▶ Set task
Across the listing below, how many lines hold "السلام"? Reply with the number by itself.

▶ Dataset records
>> BEGIN
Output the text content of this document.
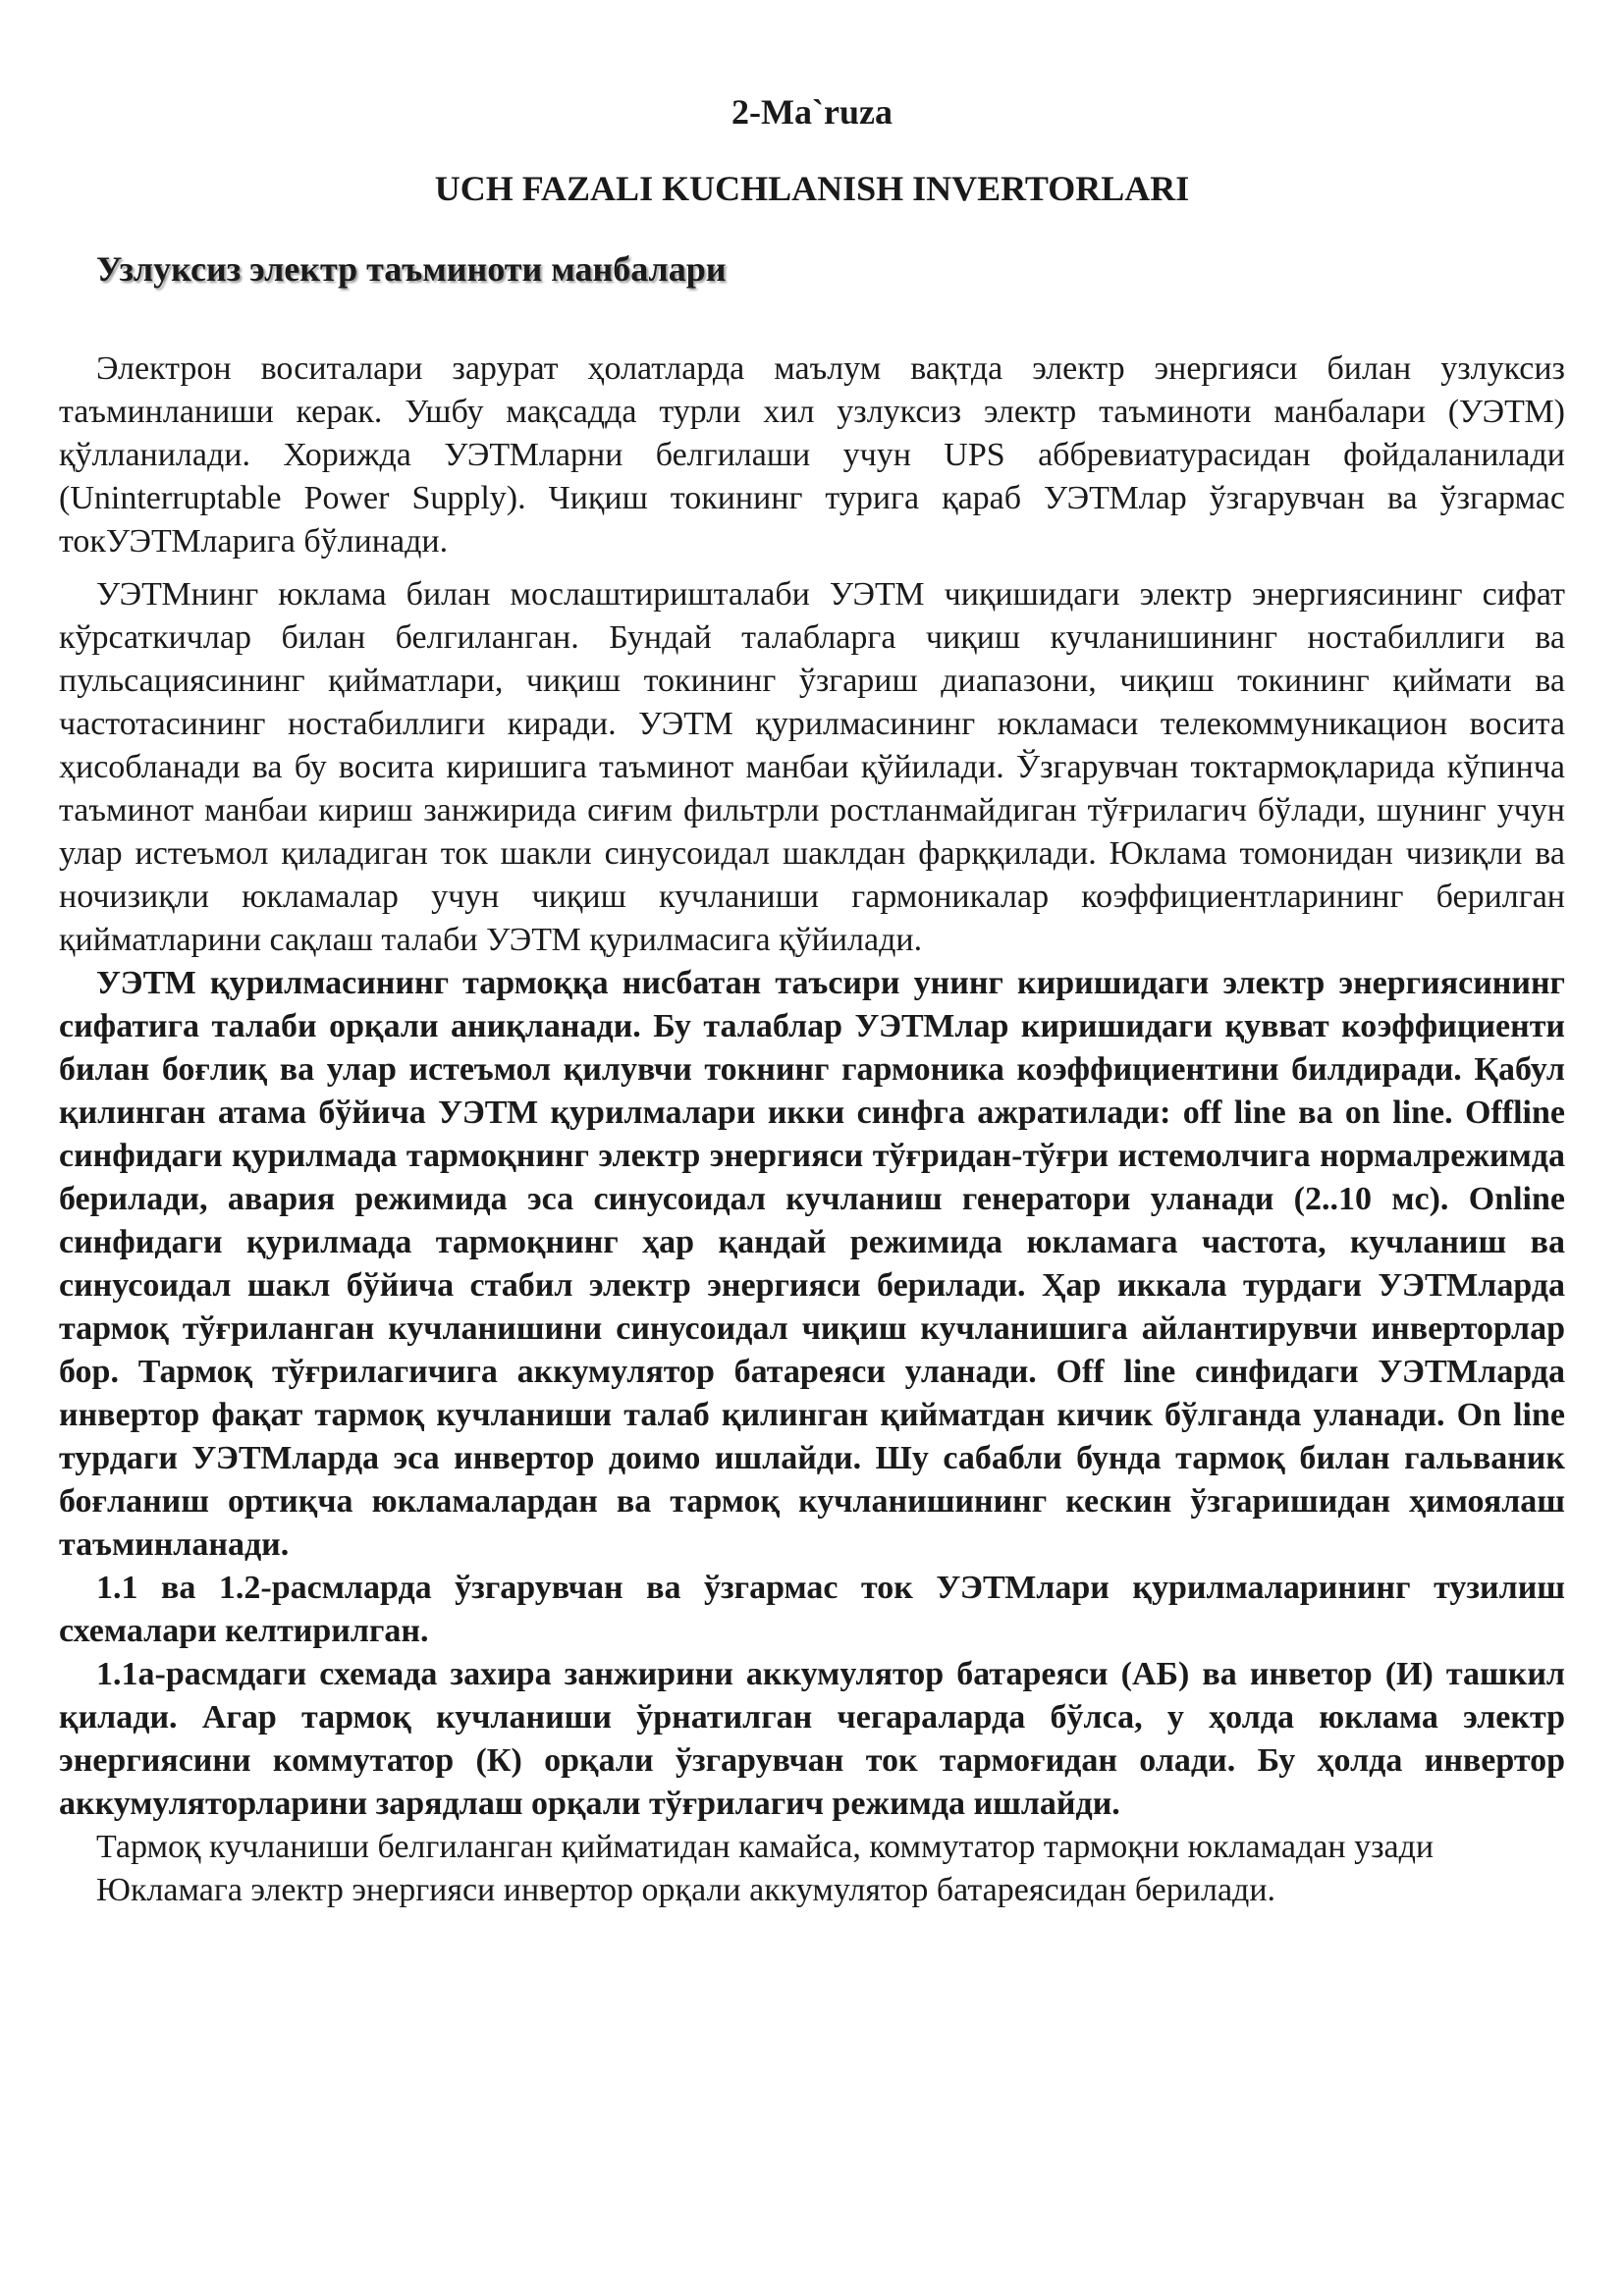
2-Ma`ruza
UCH FAZALI KUCHLANISH INVERTORLARI
Узлуксиз электр таъминоти манбалари

Электрон воситалари зарурат ҳолатларда маълум вақтда электр энергияси билан узлуксиз таъминланиши керак. Ушбу мақсадда турли хил узлуксиз электр таъминоти манбалари (УЭТМ) қўлланилади. Хорижда УЭТМларни белгилаши учун UPS аббревиатурасидан фойдаланилади (Uninterruptable Power Supply). Чиқиш токининг турига қараб УЭТМлар ўзгарувчан ва ўзгармас токУЭТМларига бўлинади.

УЭТМнинг юклама билан мослаштиришталаби УЭТМ чиқишидаги электр энергиясининг сифат кўрсаткичлар билан белгиланган. Бундай талабларга чиқиш кучланишининг ностабиллиги ва пульсациясининг қийматлари, чиқиш токининг ўзгариш диапазони, чиқиш токининг қиймати ва частотасининг ностабиллиги киради. УЭТМ қурилмасининг юкламаси телекоммуникацион восита ҳисобланади ва бу восита киришига таъминот манбаи қўйилади. Ўзгарувчан токтармоқларида кўпинча таъминот манбаи кириш занжирида сиғим фильтрли ростланмайдиган тўғрилагич бўлади, шунинг учун улар истеъмол қиладиган ток шакли синусоидал шаклдан фарққилади. Юклама томонидан чизиқли ва ночизиқли юкламалар учун чиқиш кучланиши гармоникалар коэффициентларининг берилган қийматларини сақлаш талаби УЭТМ қурилмасига қўйилади.

УЭТМ қурилмасининг тармоққа нисбатан таъсири унинг киришидаги электр энергиясининг сифатига талаби орқали аниқланади. Бу талаблар УЭТМлар киришидаги қувват коэффициенти билан боғлиқ ва улар истеъмол қилувчи токнинг гармоника коэффициентини билдиради. Қабул қилинган атама бўйича УЭТМ қурилмалари икки синфга ажратилади: off line ва on line. Offline синфидаги қурилмада тармоқнинг электр энергияси тўғридан-тўғри истемолчига нормалрежимда берилади, авария режимида эса синусоидал кучланиш генератори уланади (2..10 мс). Online синфидаги қурилмада тармоқнинг ҳар қандай режимида юкламага частота, кучланиш ва синусоидал шакл бўйича стабил электр энергияси берилади. Ҳар иккала турдаги УЭТМларда тармоқ тўғриланган кучланишини синусоидал чиқиш кучланишига айлантирувчи инверторлар бор. Тармоқ тўғрилагичига аккумулятор батареяси уланади. Off line синфидаги УЭТМларда инвертор фақат тармоқ кучланиши талаб қилинган қийматдан кичик бўлганда уланади. On line турдаги УЭТМларда эса инвертор доимо ишлайди. Шу сабабли бунда тармоқ билан гальваник боғланиш ортиқча юкламалардан ва тармоқ кучланишининг кескин ўзгаришидан ҳимоялаш таъминланади.

1.1 ва 1.2-расмларда ўзгарувчан ва ўзгармас ток УЭТМлари қурилмаларининг тузилиш схемалари келтирилган.

1.1а-расмдаги схемада захира занжирини аккумулятор батареяси (АБ) ва инветор (И) ташкил қилади. Агар тармоқ кучланиши ўрнатилган чегараларда бўлса, у ҳолда юклама электр энергиясини коммутатор (К) орқали ўзгарувчан ток тармоғидан олади. Бу ҳолда инвертор аккумуляторларини зарядлаш орқали тўғрилагич режимда ишлайди.

Тармоқ кучланиши белгиланган қийматидан камайса, коммутатор тармоқни юкламадан узади

Юкламага электр энергияси инвертор орқали аккумулятор батареясидан берилади.
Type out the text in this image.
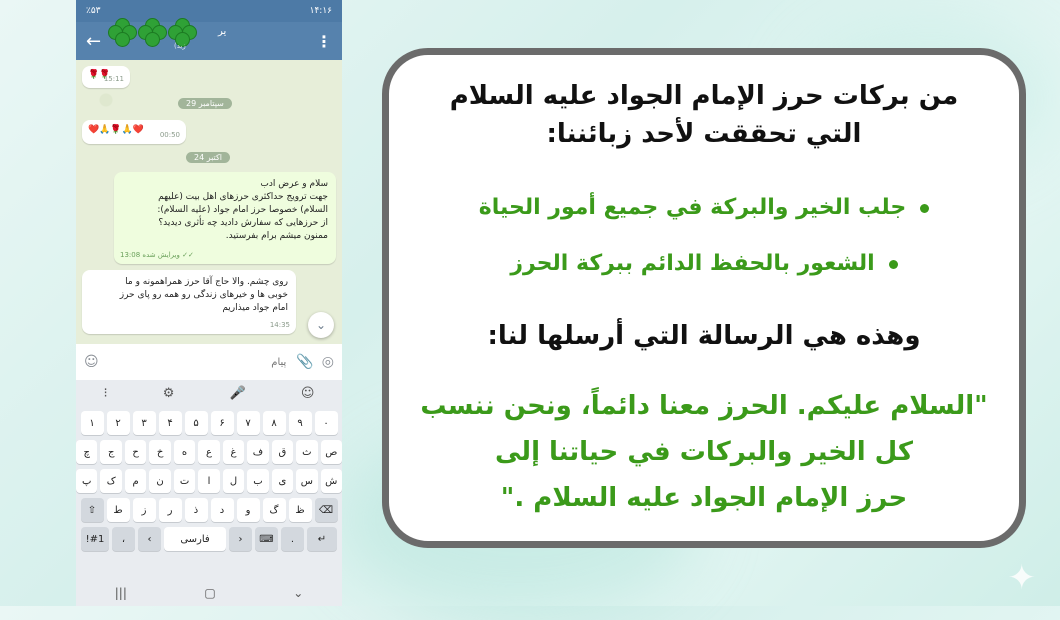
٪۵۳	۱۴:۱۶
←	یر
(زید	⋮
🌹🌹
15:11
سپتامبر 29
❤️🙏🌹🙏❤️ 00:50
اکتبر 24
سلام و عرض ادب
جهت ترویج حداکثری حرزهای اهل بیت (علیهم
السلام) خصوصا حرز امام جواد (علیه السلام):
از حرزهایی که سفارش دادید چه تأثری دیدید؟
ممنون میشم برام بفرستید.
13:08 ویرایش شده ✓✓
روی چشم. والا حاج آقا حرز همراهمونه و ما
خوبی ها و خیرهای زندگی رو همه رو پای حرز
امام جواد میذاریم
14:35	⌄
☺
پیام	📎 ◎
⁝	⚙	🎤	☺
۱	۲	۳	۴	۵	۶	۷	۸	۹	۰
چ	ج	ح	خ	ه	ع	غ	ف	ق	ث	ص
پ	ک	م	ن	ت	ا	ل	ب	ی	س	ش
⇧	ط	ز	ر	ذ	د	و	گ	ظ	⌫
!#1	،	‹	فارسی	›	⌨	.	↵
|||	▢	⌄
من بركات حرز الإمام الجواد عليه السلام
التي تحققت لأحد زبائننا:
جلب الخير والبركة في جميع أمور الحياة
الشعور بالحفظ الدائم ببركة الحرز
وهذه هي الرسالة التي أرسلها لنا:
"السلام عليكم. الحرز معنا دائماً، ونحن ننسب
كل الخير والبركات في حياتنا إلى
حرز الإمام الجواد عليه السلام ."
✦
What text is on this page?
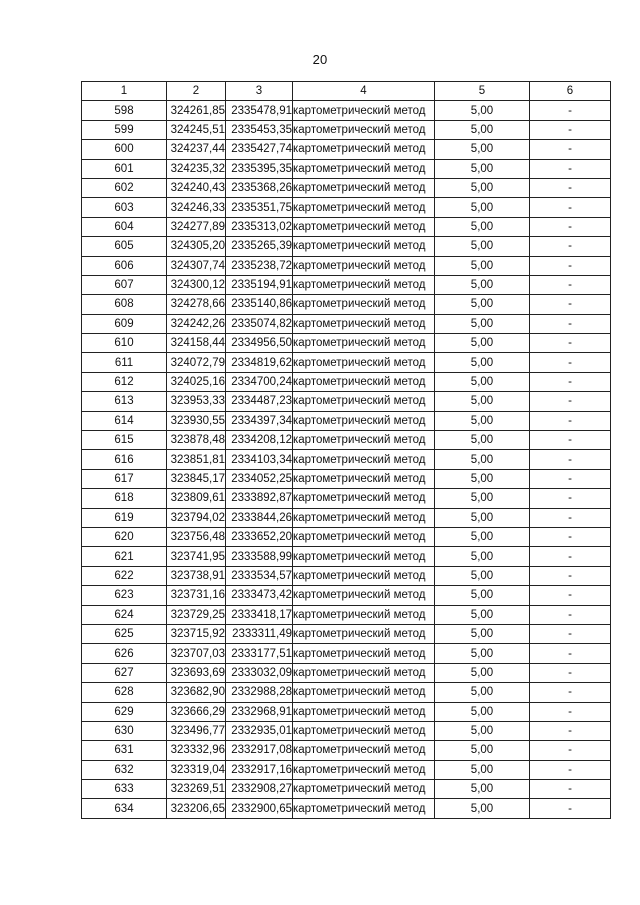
20
1	2	3	4	5	6
598	324261,85	2335478,91	картометрический метод	5,00	-
599	324245,51	2335453,35	картометрический метод	5,00	-
600	324237,44	2335427,74	картометрический метод	5,00	-
601	324235,32	2335395,35	картометрический метод	5,00	-
602	324240,43	2335368,26	картометрический метод	5,00	-
603	324246,33	2335351,75	картометрический метод	5,00	-
604	324277,89	2335313,02	картометрический метод	5,00	-
605	324305,20	2335265,39	картометрический метод	5,00	-
606	324307,74	2335238,72	картометрический метод	5,00	-
607	324300,12	2335194,91	картометрический метод	5,00	-
608	324278,66	2335140,86	картометрический метод	5,00	-
609	324242,26	2335074,82	картометрический метод	5,00	-
610	324158,44	2334956,50	картометрический метод	5,00	-
611	324072,79	2334819,62	картометрический метод	5,00	-
612	324025,16	2334700,24	картометрический метод	5,00	-
613	323953,33	2334487,23	картометрический метод	5,00	-
614	323930,55	2334397,34	картометрический метод	5,00	-
615	323878,48	2334208,12	картометрический метод	5,00	-
616	323851,81	2334103,34	картометрический метод	5,00	-
617	323845,17	2334052,25	картометрический метод	5,00	-
618	323809,61	2333892,87	картометрический метод	5,00	-
619	323794,02	2333844,26	картометрический метод	5,00	-
620	323756,48	2333652,20	картометрический метод	5,00	-
621	323741,95	2333588,99	картометрический метод	5,00	-
622	323738,91	2333534,57	картометрический метод	5,00	-
623	323731,16	2333473,42	картометрический метод	5,00	-
624	323729,25	2333418,17	картометрический метод	5,00	-
625	323715,92	2333311,49	картометрический метод	5,00	-
626	323707,03	2333177,51	картометрический метод	5,00	-
627	323693,69	2333032,09	картометрический метод	5,00	-
628	323682,90	2332988,28	картометрический метод	5,00	-
629	323666,29	2332968,91	картометрический метод	5,00	-
630	323496,77	2332935,01	картометрический метод	5,00	-
631	323332,96	2332917,08	картометрический метод	5,00	-
632	323319,04	2332917,16	картометрический метод	5,00	-
633	323269,51	2332908,27	картометрический метод	5,00	-
634	323206,65	2332900,65	картометрический метод	5,00	-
>> END
▶ Solution to this exercise
4